What to produce »
Select and copy out every line in the records containing "cambiamenti".

Data records »
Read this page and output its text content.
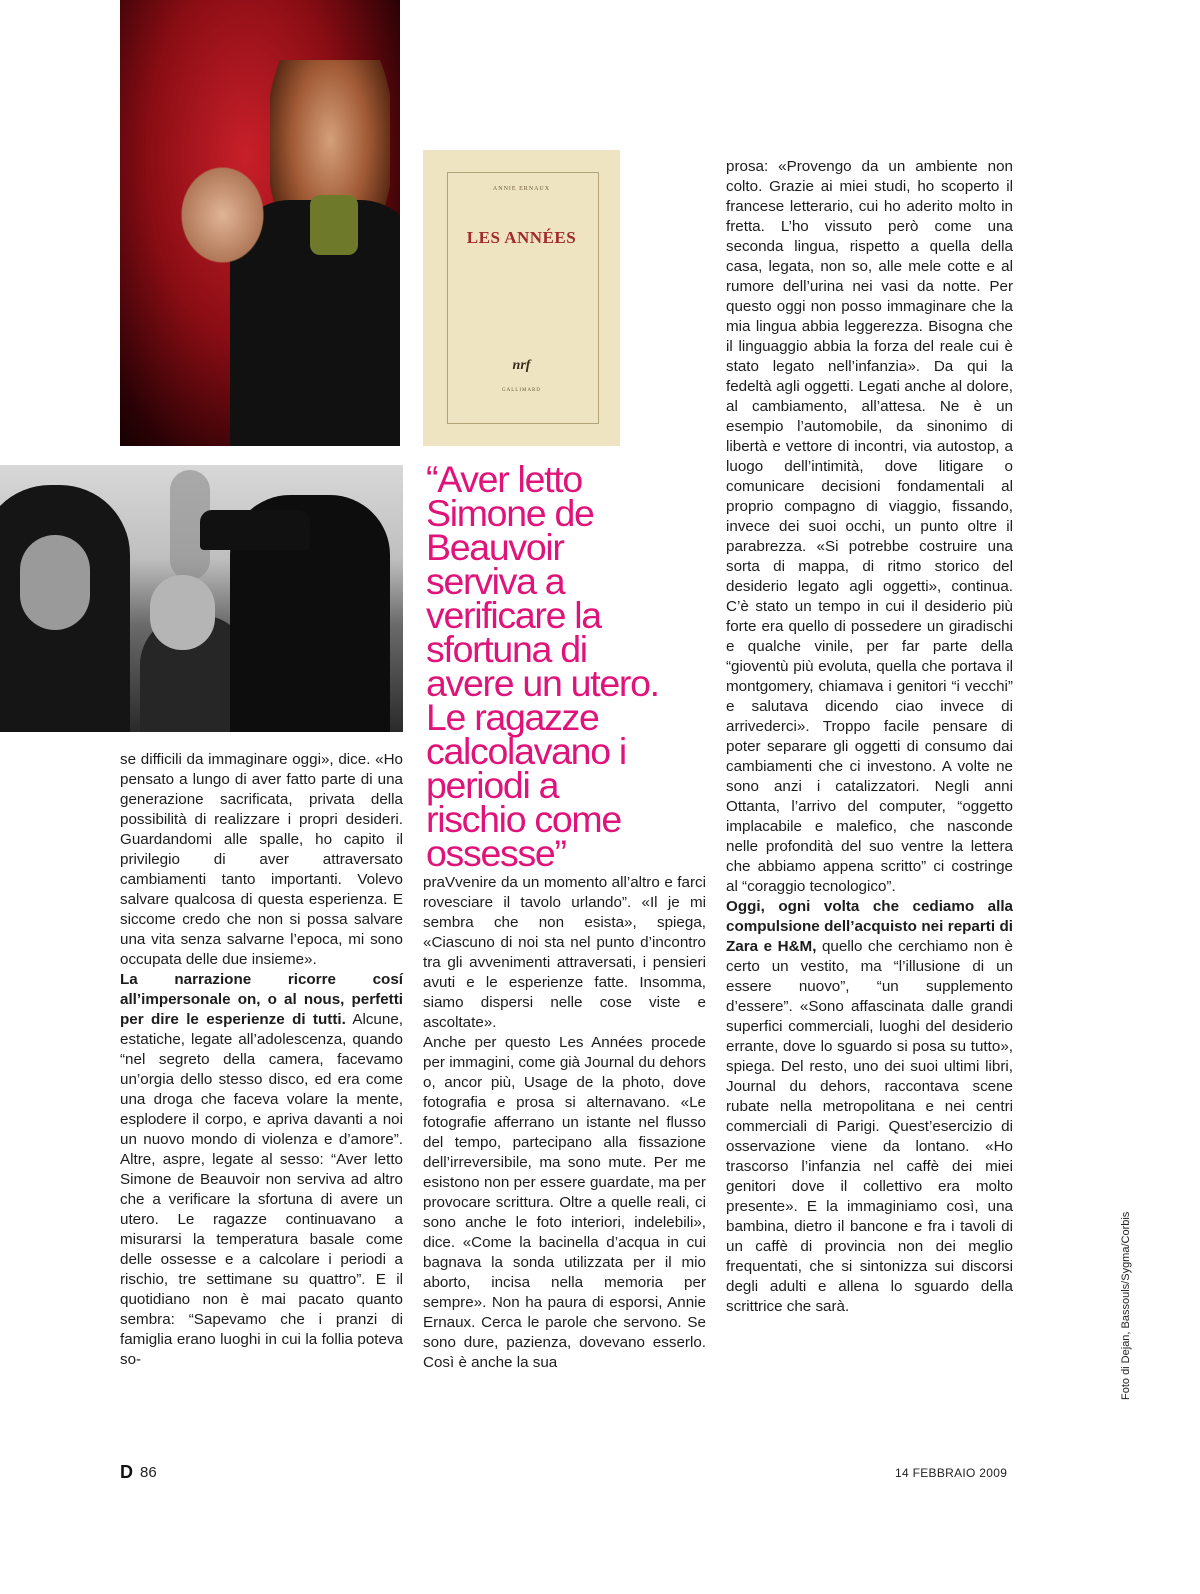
ANNIE ERNAUX
LES ANNÉES
nrf
GALLIMARD

“Aver letto Simone de Beauvoir serviva a verificare la sfortuna di avere un utero. Le ragazze calcolavano i periodi a rischio come ossesse”

se difficili da immaginare oggi», dice. «Ho pensato a lungo di aver fatto parte di una generazione sacrificata, privata della possibilità di realizzare i propri desideri. Guardandomi alle spalle, ho capito il privilegio di aver attraversato cambiamenti tanto importanti. Volevo salvare qualcosa di questa esperienza. E siccome credo che non si possa salvare una vita senza salvarne l’epoca, mi sono occupata delle due insieme».

La narrazione ricorre cosí all’impersonale on, o al nous, perfetti per dire le esperienze di tutti. Alcune, estatiche, legate all’adolescenza, quando “nel segreto della camera, facevamo un’orgia dello stesso disco, ed era come una droga che faceva volare la mente, esplodere il corpo, e apriva davanti a noi un nuovo mondo di violenza e d’amore”. Altre, aspre, legate al sesso: “Aver letto Simone de Beauvoir non serviva ad altro che a verificare la sfortuna di avere un utero. Le ragazze continuavano a misurarsi la temperatura basale come delle ossesse e a calcolare i periodi a rischio, tre settimane su quattro”. E il quotidiano non è mai pacato quanto sembra: “Sapevamo che i pranzi di famiglia erano luoghi in cui la follia poteva so-

praVvenire da un momento all’altro e farci rovesciare il tavolo urlando”. «Il je mi sembra che non esista», spiega, «Ciascuno di noi sta nel punto d’incontro tra gli avvenimenti attraversati, i pensieri avuti e le esperienze fatte. Insomma, siamo dispersi nelle cose viste e ascoltate».

Anche per questo Les Années procede per immagini, come già Journal du dehors o, ancor più, Usage de la photo, dove fotografia e prosa si alternavano. «Le fotografie afferrano un istante nel flusso del tempo, partecipano alla fissazione dell’irreversibile, ma sono mute. Per me esistono non per essere guardate, ma per provocare scrittura. Oltre a quelle reali, ci sono anche le foto interiori, indelebili», dice. «Come la bacinella d’acqua in cui bagnava la sonda utilizzata per il mio aborto, incisa nella memoria per sempre». Non ha paura di esporsi, Annie Ernaux. Cerca le parole che servono. Se sono dure, pazienza, dovevano esserlo. Così è anche la sua

prosa: «Provengo da un ambiente non colto. Grazie ai miei studi, ho scoperto il francese letterario, cui ho aderito molto in fretta. L’ho vissuto però come una seconda lingua, rispetto a quella della casa, legata, non so, alle mele cotte e al rumore dell’urina nei vasi da notte. Per questo oggi non posso immaginare che la mia lingua abbia leggerezza. Bisogna che il linguaggio abbia la forza del reale cui è stato legato nell’infanzia». Da qui la fedeltà agli oggetti. Legati anche al dolore, al cambiamento, all’attesa. Ne è un esempio l’automobile, da sinonimo di libertà e vettore di incontri, via autostop, a luogo dell’intimità, dove litigare o comunicare decisioni fondamentali al proprio compagno di viaggio, fissando, invece dei suoi occhi, un punto oltre il parabrezza. «Si potrebbe costruire una sorta di mappa, di ritmo storico del desiderio legato agli oggetti», continua. C’è stato un tempo in cui il desiderio più forte era quello di possedere un giradischi e qualche vinile, per far parte della “gioventù più evoluta, quella che portava il montgomery, chiamava i genitori “i vecchi” e salutava dicendo ciao invece di arrivederci». Troppo facile pensare di poter separare gli oggetti di consumo dai cambiamenti che ci investono. A volte ne sono anzi i catalizzatori. Negli anni Ottanta, l’arrivo del computer, “oggetto implacabile e malefico, che nasconde nelle profondità del suo ventre la lettera che abbiamo appena scritto” ci costringe al “coraggio tecnologico”.

Oggi, ogni volta che cediamo alla compulsione dell’acquisto nei reparti di Zara e H&M, quello che cerchiamo non è certo un vestito, ma “l’illusione di un essere nuovo”, “un supplemento d’essere”. «Sono affascinata dalle grandi superfici commerciali, luoghi del desiderio errante, dove lo sguardo si posa su tutto», spiega. Del resto, uno dei suoi ultimi libri, Journal du dehors, raccontava scene rubate nella metropolitana e nei centri commerciali di Parigi. Quest’esercizio di osservazione viene da lontano. «Ho trascorso l’infanzia nel caffè dei miei genitori dove il collettivo era molto presente». E la immaginiamo così, una bambina, dietro il bancone e fra i tavoli di un caffè di provincia non dei meglio frequentati, che si sintonizza sui discorsi degli adulti e allena lo sguardo della scrittrice che sarà.

D 86	14 FEBBRAIO 2009
Foto di Dejan, Bassouls/Sygma/Corbis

The completed task »
se difficili da immaginare oggi», dice. «Ho pensato a lungo di aver fatto parte di una generazione sacrificata, privata della possibilità di realizzare i propri desideri. Guardandomi alle spalle, ho capito il privilegio di aver attraversato cambiamenti tanto importanti. Volevo salvare qualcosa di questa esperienza. E siccome credo che non si possa salvare una vita senza salvarne l’epoca, mi sono occupata delle due insieme».
prosa: «Provengo da un ambiente non colto. Grazie ai miei studi, ho scoperto il francese letterario, cui ho aderito molto in fretta. L’ho vissuto però come una seconda lingua, rispetto a quella della casa, legata, non so, alle mele cotte e al rumore dell’urina nei vasi da notte. Per questo oggi non posso immaginare che la mia lingua abbia leggerezza. Bisogna che il linguaggio abbia la forza del reale cui è stato legato nell’infanzia». Da qui la fedeltà agli oggetti. Legati anche al dolore, al cambiamento, all’attesa. Ne è un esempio l’automobile, da sinonimo di libertà e vettore di incontri, via autostop, a luogo dell’intimità, dove litigare o comunicare decisioni fondamentali al proprio compagno di viaggio, fissando, invece dei suoi occhi, un punto oltre il parabrezza. «Si potrebbe costruire una sorta di mappa, di ritmo storico del desiderio legato agli oggetti», continua. C’è stato un tempo in cui il desiderio più forte era quello di possedere un giradischi e qualche vinile, per far parte della “gioventù più evoluta, quella che portava il montgomery, chiamava i genitori “i vecchi” e salutava dicendo ciao invece di arrivederci». Troppo facile pensare di poter separare gli oggetti di consumo dai cambiamenti che ci investono. A volte ne sono anzi i catalizzatori. Negli anni Ottanta, l’arrivo del computer, “oggetto implacabile e malefico, che nasconde nelle profondità del suo ventre la lettera che abbiamo appena scritto” ci costringe al “coraggio tecnologico”.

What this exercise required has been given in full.